### What is being asked
Write out every one of the items below word for word, omitting the pictures.

• • •

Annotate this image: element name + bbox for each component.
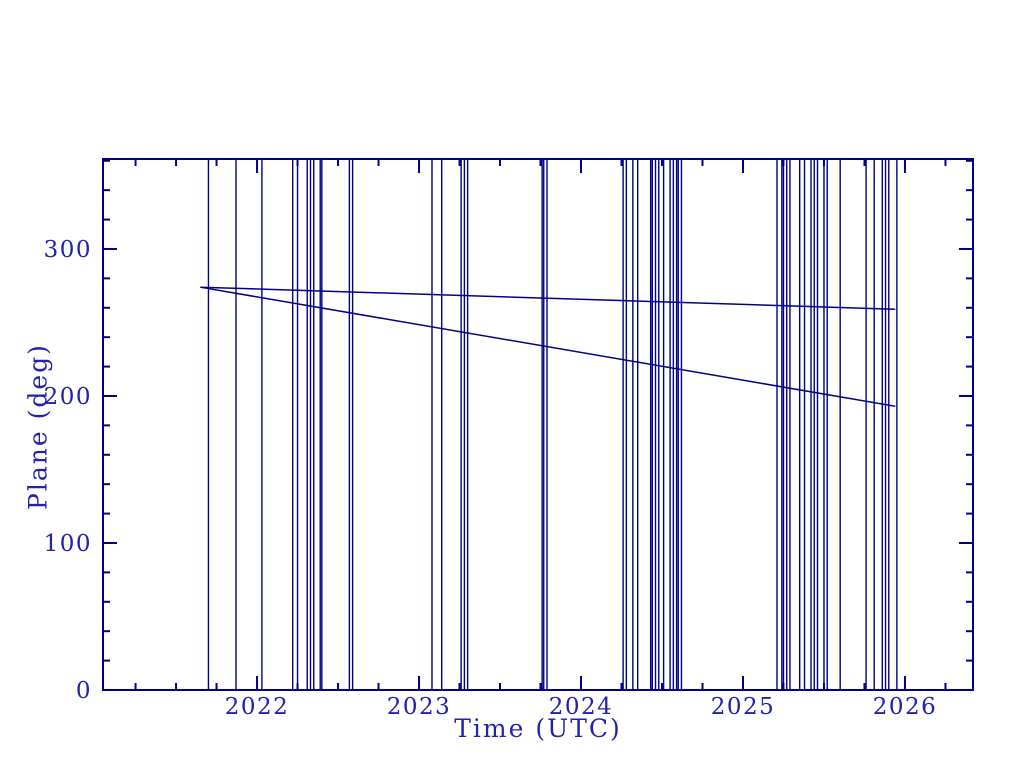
x-axis-title: Time (UTC) <box>454 714 622 743</box>
y-tick-label: 100 <box>44 531 92 557</box>
y-tick-label: 300 <box>44 237 92 263</box>
x-tick-label: 2025 <box>711 694 776 720</box>
x-tick-label: 2023 <box>387 694 452 720</box>
x-tick-label: 2026 <box>873 694 938 720</box>
plot-border <box>102 158 974 691</box>
y-tick-label: 0 <box>76 678 92 704</box>
x-tick-label: 2024 <box>549 694 614 720</box>
y-axis-title: Plane (deg) <box>23 343 53 510</box>
plane-angle-lower-track <box>200 286 896 408</box>
y-tick-label: 200 <box>44 384 92 410</box>
plane-angle-upper-track <box>200 286 896 310</box>
x-tick-label: 2022 <box>225 694 290 720</box>
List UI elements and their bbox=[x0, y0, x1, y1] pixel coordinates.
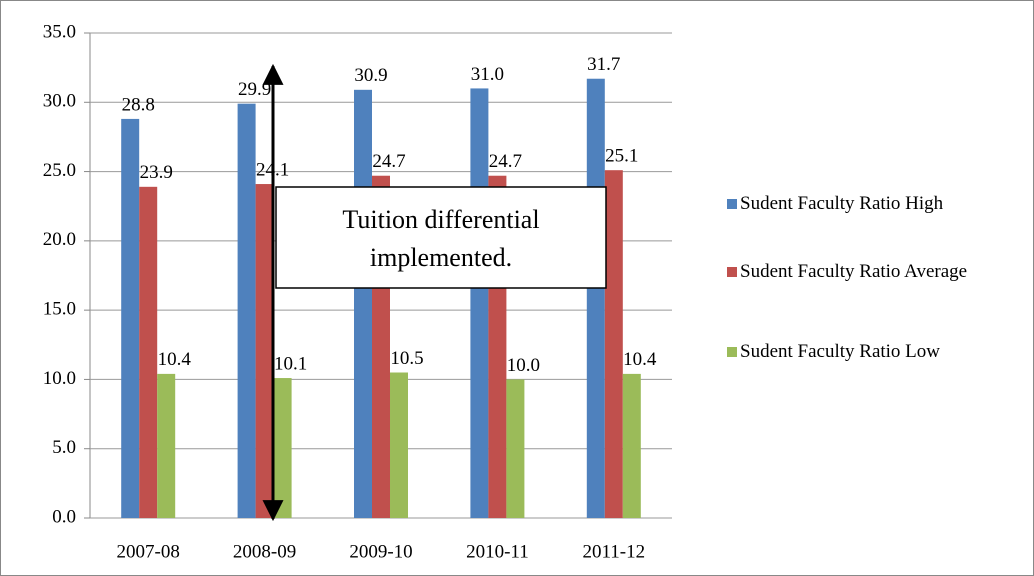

• • •

### Written solution
Annotate this image: element name + bbox for each component.
x-axis-title: Time (UTC) <box>454 714 622 743</box>
y-tick-label: 100 <box>44 531 92 557</box>
y-tick-label: 300 <box>44 237 92 263</box>
x-tick-label: 2025 <box>711 694 776 720</box>
x-tick-label: 2023 <box>387 694 452 720</box>
x-tick-label: 2026 <box>873 694 938 720</box>
plot-border <box>102 158 974 691</box>
y-tick-label: 0 <box>76 678 92 704</box>
x-tick-label: 2024 <box>549 694 614 720</box>
y-axis-title: Plane (deg) <box>23 343 53 510</box>
plane-angle-lower-track <box>200 286 896 408</box>
y-tick-label: 200 <box>44 384 92 410</box>
plane-angle-upper-track <box>200 286 896 310</box>
x-tick-label: 2022 <box>225 694 290 720</box>
List UI elements and their bbox=[x0, y0, x1, y1] pixel coordinates.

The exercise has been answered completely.